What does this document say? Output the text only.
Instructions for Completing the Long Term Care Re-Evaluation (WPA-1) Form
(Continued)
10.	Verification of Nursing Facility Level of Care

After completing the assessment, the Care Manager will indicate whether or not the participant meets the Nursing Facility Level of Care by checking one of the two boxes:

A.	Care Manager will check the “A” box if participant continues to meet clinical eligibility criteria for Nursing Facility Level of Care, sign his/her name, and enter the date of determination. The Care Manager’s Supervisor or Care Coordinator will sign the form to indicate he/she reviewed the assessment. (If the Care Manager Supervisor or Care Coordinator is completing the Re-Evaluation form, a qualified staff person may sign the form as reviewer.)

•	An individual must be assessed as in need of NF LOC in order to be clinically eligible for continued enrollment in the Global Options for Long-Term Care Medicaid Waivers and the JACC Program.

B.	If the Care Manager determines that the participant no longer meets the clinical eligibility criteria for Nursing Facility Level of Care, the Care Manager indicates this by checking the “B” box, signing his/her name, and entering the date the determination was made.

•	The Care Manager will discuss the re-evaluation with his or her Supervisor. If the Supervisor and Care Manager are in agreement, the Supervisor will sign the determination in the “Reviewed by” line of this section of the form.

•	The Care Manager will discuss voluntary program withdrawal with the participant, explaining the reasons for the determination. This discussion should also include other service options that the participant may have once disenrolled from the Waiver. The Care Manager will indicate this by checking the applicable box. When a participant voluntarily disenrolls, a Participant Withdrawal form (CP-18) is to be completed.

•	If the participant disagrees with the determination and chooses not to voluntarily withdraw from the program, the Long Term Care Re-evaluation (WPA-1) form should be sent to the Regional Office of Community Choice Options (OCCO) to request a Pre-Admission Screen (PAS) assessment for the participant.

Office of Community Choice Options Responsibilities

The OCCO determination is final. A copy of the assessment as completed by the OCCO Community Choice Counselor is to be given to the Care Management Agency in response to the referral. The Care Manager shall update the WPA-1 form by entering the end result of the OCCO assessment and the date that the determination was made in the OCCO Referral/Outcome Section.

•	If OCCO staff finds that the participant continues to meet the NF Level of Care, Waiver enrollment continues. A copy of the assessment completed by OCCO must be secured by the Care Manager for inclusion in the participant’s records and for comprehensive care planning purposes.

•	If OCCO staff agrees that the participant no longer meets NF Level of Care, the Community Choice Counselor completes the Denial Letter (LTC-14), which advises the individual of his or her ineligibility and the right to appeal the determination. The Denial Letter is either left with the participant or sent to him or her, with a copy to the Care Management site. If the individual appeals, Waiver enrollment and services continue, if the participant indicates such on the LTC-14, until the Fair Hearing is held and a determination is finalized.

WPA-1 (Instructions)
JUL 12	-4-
...
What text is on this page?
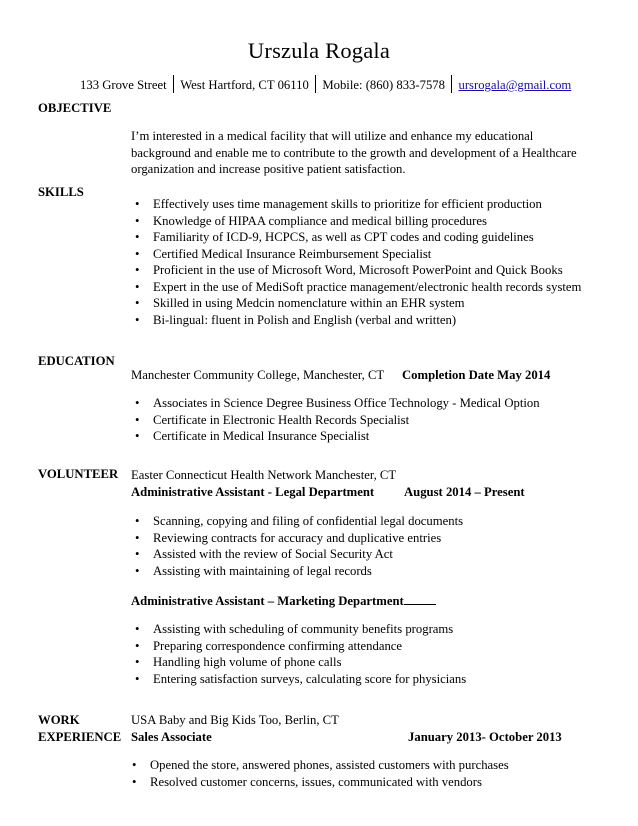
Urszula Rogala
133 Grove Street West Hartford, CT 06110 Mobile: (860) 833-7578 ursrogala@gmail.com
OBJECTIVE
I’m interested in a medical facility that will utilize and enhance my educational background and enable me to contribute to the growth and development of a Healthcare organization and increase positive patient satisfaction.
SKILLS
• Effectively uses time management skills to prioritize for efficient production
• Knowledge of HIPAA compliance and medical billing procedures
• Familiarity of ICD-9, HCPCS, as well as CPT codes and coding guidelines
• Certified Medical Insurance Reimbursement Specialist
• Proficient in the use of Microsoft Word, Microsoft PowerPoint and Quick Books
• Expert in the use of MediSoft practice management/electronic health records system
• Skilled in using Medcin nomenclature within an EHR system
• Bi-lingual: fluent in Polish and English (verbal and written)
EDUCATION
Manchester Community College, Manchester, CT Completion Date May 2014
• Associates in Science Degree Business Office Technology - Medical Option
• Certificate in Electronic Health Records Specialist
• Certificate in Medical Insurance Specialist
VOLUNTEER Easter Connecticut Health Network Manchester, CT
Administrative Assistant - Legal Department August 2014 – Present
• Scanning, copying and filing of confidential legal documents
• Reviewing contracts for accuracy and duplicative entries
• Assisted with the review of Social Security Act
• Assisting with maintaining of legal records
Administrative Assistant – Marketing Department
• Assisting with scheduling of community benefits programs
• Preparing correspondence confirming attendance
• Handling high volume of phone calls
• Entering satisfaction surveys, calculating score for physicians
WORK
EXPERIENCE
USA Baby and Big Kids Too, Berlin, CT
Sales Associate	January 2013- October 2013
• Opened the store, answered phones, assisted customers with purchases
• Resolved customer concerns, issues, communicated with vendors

### Exercise details
Which lines contain the word "Assistant"? Copy each one.

### Result of the task
Administrative Assistant - Legal Department August 2014 – Present
Administrative Assistant – Marketing Department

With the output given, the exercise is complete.